> Recorded information:
■ ■ ■ ■ ■

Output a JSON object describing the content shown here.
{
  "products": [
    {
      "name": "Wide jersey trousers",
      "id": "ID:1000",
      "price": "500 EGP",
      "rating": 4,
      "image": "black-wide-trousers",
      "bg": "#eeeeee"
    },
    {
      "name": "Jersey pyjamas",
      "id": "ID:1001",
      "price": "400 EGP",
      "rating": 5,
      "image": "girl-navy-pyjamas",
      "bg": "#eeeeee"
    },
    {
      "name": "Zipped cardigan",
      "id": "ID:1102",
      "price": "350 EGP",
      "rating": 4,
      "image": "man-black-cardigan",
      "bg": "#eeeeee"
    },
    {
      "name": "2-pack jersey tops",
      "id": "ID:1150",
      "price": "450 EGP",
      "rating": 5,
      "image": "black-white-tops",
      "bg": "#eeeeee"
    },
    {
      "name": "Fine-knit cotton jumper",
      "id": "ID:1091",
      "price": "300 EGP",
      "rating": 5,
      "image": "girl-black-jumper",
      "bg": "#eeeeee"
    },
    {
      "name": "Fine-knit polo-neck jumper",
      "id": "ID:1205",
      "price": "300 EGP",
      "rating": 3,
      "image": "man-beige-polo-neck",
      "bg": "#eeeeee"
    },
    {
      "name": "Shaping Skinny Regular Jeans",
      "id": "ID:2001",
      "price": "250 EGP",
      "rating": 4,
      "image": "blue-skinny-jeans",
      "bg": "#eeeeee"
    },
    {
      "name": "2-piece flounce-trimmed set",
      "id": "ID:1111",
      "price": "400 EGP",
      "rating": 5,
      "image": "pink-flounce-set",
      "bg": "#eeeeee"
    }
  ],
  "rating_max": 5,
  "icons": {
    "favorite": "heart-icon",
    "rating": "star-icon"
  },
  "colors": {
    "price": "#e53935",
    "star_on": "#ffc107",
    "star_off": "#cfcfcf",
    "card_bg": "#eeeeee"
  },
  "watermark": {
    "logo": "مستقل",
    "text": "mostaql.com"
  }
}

■ ■ ■ ■ ■

> Aim of the exercise: Using the data above, copy each line that contains "pyjamas".

> Solution:
      "name": "Jersey pyjamas",
      "image": "girl-navy-pyjamas",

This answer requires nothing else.